AIM OF THE EXERCISE:
Each record needs to be echoed exactly; can you do that?

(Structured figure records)
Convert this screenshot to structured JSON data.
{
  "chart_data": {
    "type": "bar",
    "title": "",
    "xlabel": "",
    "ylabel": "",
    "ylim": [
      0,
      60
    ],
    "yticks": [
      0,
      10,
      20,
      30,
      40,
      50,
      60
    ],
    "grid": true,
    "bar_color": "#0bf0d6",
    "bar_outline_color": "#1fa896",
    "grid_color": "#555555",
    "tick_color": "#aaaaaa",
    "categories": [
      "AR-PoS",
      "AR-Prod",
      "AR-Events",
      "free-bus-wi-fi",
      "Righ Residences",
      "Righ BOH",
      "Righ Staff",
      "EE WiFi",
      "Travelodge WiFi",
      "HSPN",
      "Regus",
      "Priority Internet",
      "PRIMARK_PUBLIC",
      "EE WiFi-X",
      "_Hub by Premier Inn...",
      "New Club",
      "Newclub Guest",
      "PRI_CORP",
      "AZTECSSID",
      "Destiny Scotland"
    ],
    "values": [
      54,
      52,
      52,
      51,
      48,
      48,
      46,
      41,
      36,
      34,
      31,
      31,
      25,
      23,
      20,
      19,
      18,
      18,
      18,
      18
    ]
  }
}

TASK OUTPUT:
Convert this screenshot to structured JSON data.
{
  "chart_data": {
    "type": "bar",
    "title": "",
    "xlabel": "",
    "ylabel": "",
    "ylim": [
      0,
      60
    ],
    "yticks": [
      0,
      10,
      20,
      30,
      40,
      50,
      60
    ],
    "grid": true,
    "bar_color": "#0bf0d6",
    "bar_outline_color": "#1fa896",
    "grid_color": "#555555",
    "tick_color": "#aaaaaa",
    "categories": [
      "AR-PoS",
      "AR-Prod",
      "AR-Events",
      "free-bus-wi-fi",
      "Righ Residences",
      "Righ BOH",
      "Righ Staff",
      "EE WiFi",
      "Travelodge WiFi",
      "HSPN",
      "Regus",
      "Priority Internet",
      "PRIMARK_PUBLIC",
      "EE WiFi-X",
      "_Hub by Premier Inn...",
      "New Club",
      "Newclub Guest",
      "PRI_CORP",
      "AZTECSSID",
      "Destiny Scotland"
    ],
    "values": [
      54,
      52,
      52,
      51,
      48,
      48,
      46,
      41,
      36,
      34,
      31,
      31,
      25,
      23,
      20,
      19,
      18,
      18,
      18,
      18
    ]
  }
}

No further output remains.